- _Required work_:
Write out the material exactly, without any of its pictures.

- _Record list_:

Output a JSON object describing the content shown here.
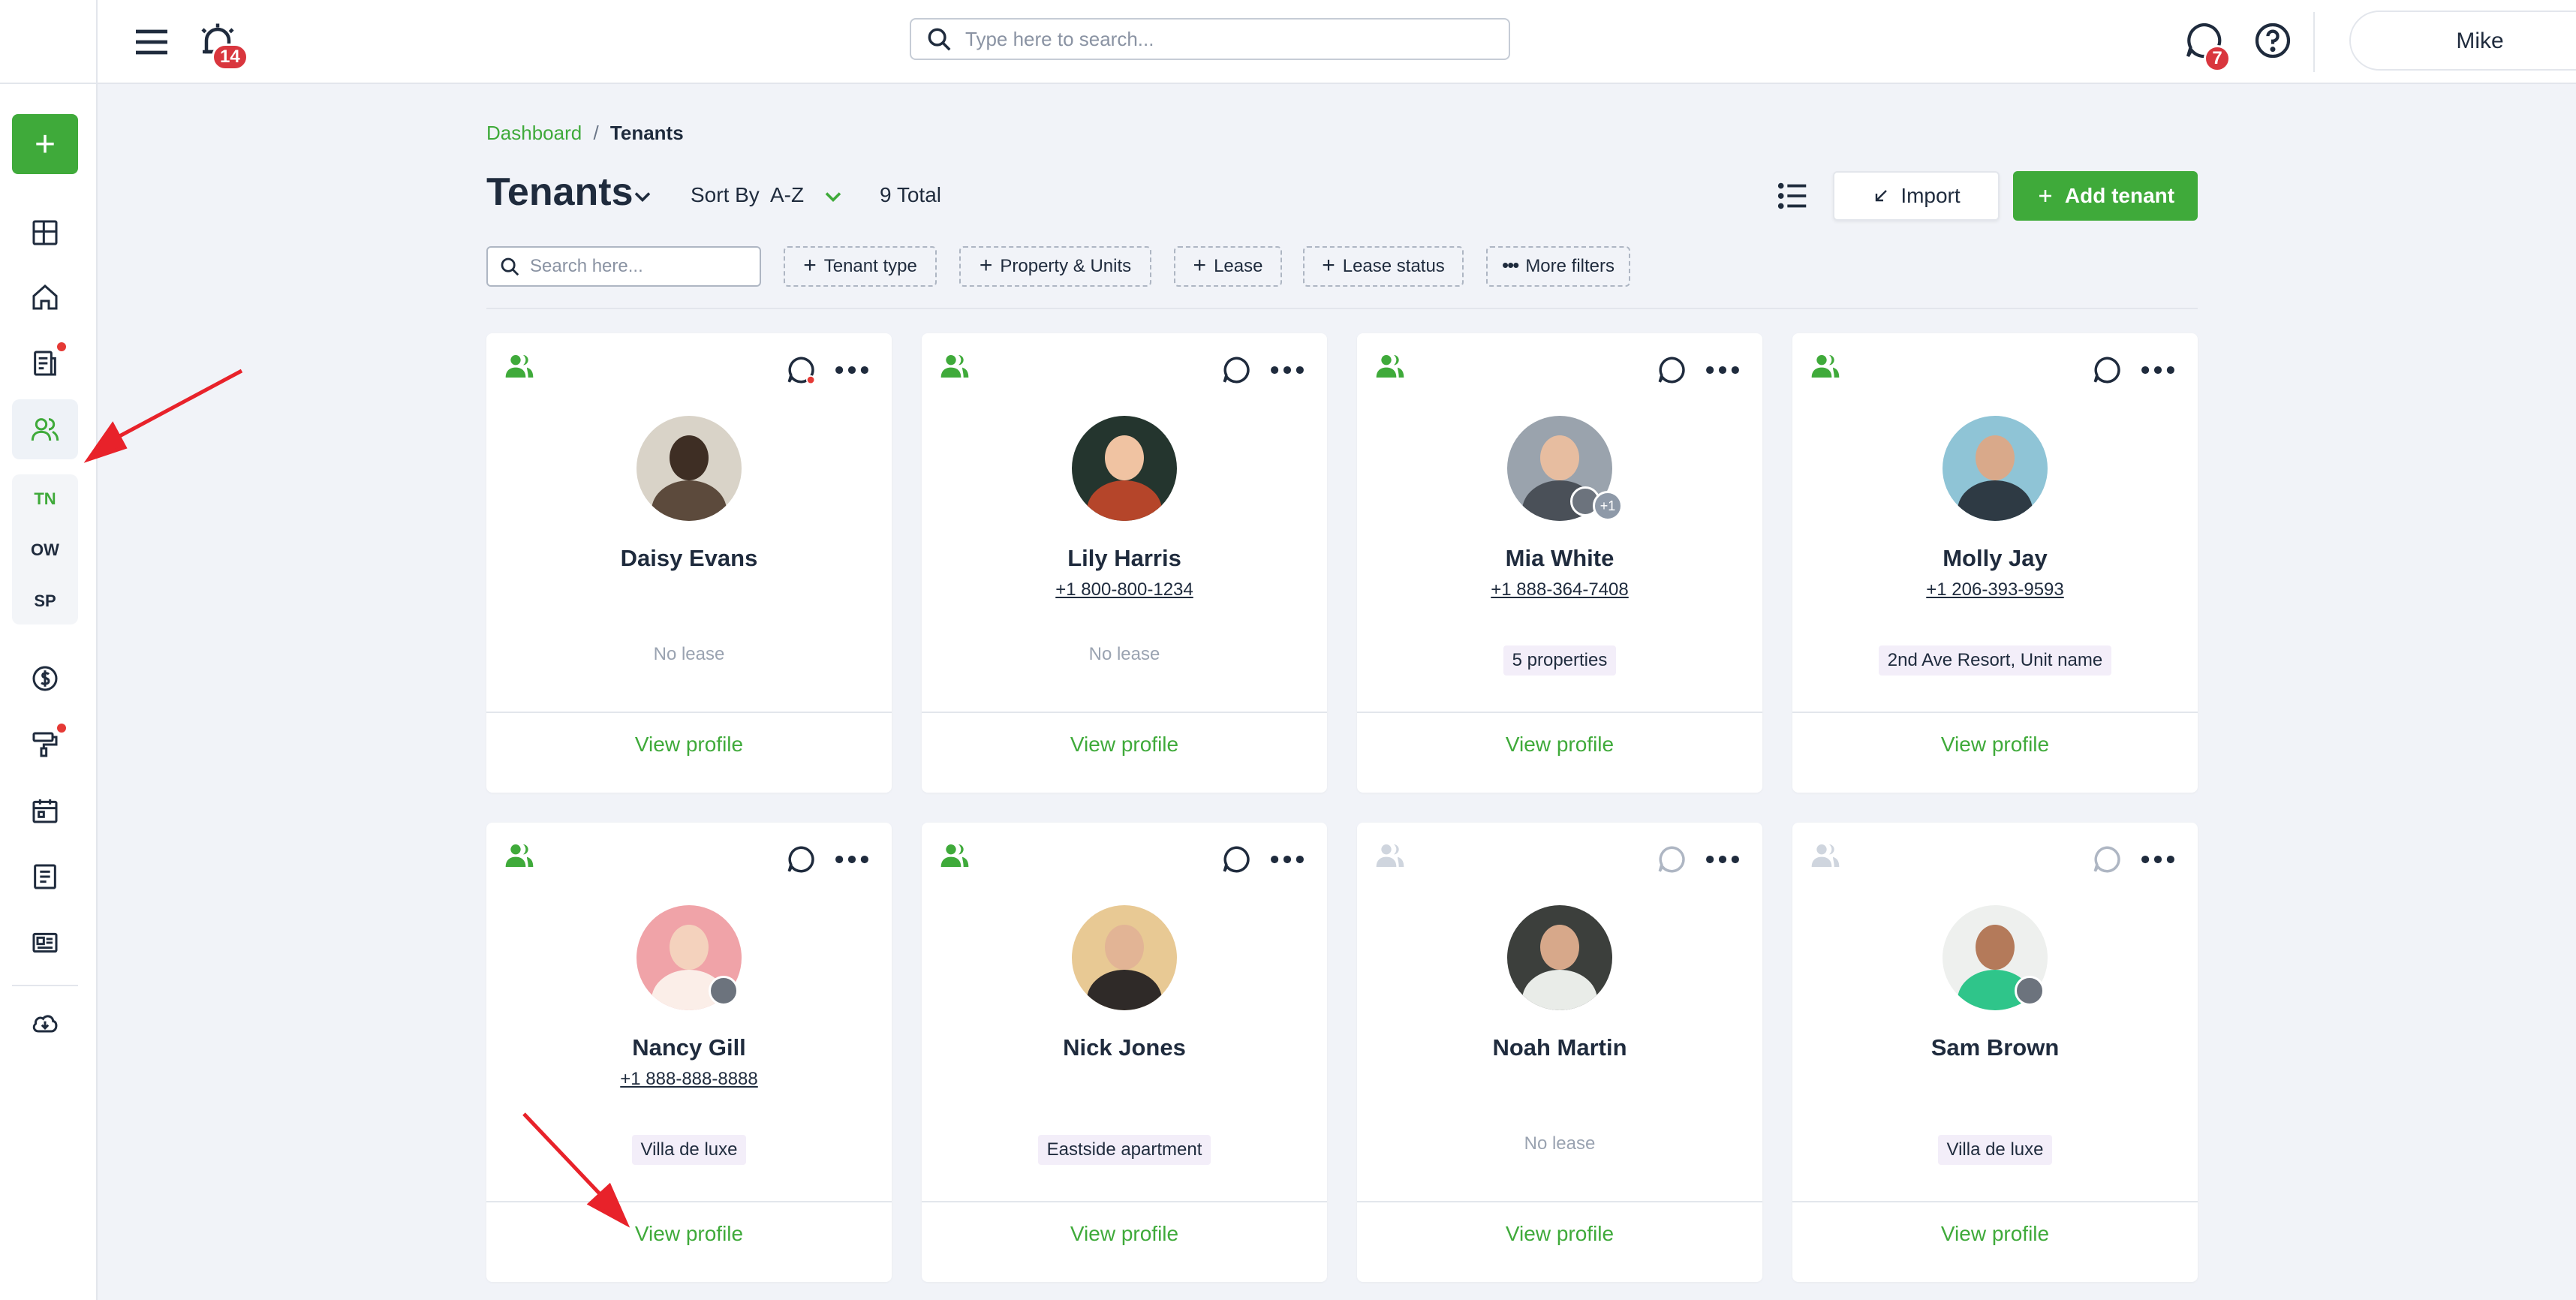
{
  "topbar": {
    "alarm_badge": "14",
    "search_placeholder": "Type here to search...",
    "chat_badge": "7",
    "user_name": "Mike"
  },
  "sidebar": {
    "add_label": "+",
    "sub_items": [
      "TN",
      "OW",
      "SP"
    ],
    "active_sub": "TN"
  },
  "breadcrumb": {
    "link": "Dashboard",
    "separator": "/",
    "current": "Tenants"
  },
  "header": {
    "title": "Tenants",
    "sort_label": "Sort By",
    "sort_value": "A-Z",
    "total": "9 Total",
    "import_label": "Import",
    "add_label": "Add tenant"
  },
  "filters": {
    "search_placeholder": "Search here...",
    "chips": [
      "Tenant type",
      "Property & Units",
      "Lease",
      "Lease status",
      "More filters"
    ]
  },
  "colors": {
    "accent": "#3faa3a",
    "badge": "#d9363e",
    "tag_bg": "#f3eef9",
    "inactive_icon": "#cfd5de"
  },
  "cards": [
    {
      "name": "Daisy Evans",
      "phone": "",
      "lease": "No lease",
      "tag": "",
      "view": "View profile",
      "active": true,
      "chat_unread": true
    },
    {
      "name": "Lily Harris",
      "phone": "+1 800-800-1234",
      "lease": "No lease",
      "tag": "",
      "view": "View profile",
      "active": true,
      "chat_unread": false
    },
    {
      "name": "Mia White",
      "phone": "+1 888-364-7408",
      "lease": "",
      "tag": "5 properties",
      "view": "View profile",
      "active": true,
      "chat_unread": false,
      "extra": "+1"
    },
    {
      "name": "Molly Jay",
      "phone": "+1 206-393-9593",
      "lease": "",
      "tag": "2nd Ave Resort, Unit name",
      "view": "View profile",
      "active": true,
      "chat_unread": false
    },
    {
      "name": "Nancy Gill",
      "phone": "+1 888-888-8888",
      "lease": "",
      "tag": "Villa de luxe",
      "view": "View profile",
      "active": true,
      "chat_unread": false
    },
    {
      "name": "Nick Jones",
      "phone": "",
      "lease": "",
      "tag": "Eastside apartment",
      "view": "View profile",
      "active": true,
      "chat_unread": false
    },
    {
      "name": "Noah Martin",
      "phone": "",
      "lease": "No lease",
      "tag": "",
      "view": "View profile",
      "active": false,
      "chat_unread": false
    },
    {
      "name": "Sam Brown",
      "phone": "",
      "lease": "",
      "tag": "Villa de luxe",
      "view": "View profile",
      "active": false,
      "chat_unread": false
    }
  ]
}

- _Result of the task_:
Output a JSON object describing the content shown here.
{
  "topbar": {
    "alarm_badge": "14",
    "search_placeholder": "Type here to search...",
    "chat_badge": "7",
    "user_name": "Mike"
  },
  "sidebar": {
    "add_label": "+",
    "sub_items": [
      "TN",
      "OW",
      "SP"
    ],
    "active_sub": "TN"
  },
  "breadcrumb": {
    "link": "Dashboard",
    "separator": "/",
    "current": "Tenants"
  },
  "header": {
    "title": "Tenants",
    "sort_label": "Sort By",
    "sort_value": "A-Z",
    "total": "9 Total",
    "import_label": "Import",
    "add_label": "Add tenant"
  },
  "filters": {
    "search_placeholder": "Search here...",
    "chips": [
      "Tenant type",
      "Property & Units",
      "Lease",
      "Lease status",
      "More filters"
    ]
  },
  "colors": {
    "accent": "#3faa3a",
    "badge": "#d9363e",
    "tag_bg": "#f3eef9",
    "inactive_icon": "#cfd5de"
  },
  "cards": [
    {
      "name": "Daisy Evans",
      "phone": "",
      "lease": "No lease",
      "tag": "",
      "view": "View profile",
      "active": true,
      "chat_unread": true
    },
    {
      "name": "Lily Harris",
      "phone": "+1 800-800-1234",
      "lease": "No lease",
      "tag": "",
      "view": "View profile",
      "active": true,
      "chat_unread": false
    },
    {
      "name": "Mia White",
      "phone": "+1 888-364-7408",
      "lease": "",
      "tag": "5 properties",
      "view": "View profile",
      "active": true,
      "chat_unread": false,
      "extra": "+1"
    },
    {
      "name": "Molly Jay",
      "phone": "+1 206-393-9593",
      "lease": "",
      "tag": "2nd Ave Resort, Unit name",
      "view": "View profile",
      "active": true,
      "chat_unread": false
    },
    {
      "name": "Nancy Gill",
      "phone": "+1 888-888-8888",
      "lease": "",
      "tag": "Villa de luxe",
      "view": "View profile",
      "active": true,
      "chat_unread": false
    },
    {
      "name": "Nick Jones",
      "phone": "",
      "lease": "",
      "tag": "Eastside apartment",
      "view": "View profile",
      "active": true,
      "chat_unread": false
    },
    {
      "name": "Noah Martin",
      "phone": "",
      "lease": "No lease",
      "tag": "",
      "view": "View profile",
      "active": false,
      "chat_unread": false
    },
    {
      "name": "Sam Brown",
      "phone": "",
      "lease": "",
      "tag": "Villa de luxe",
      "view": "View profile",
      "active": false,
      "chat_unread": false
    }
  ]
}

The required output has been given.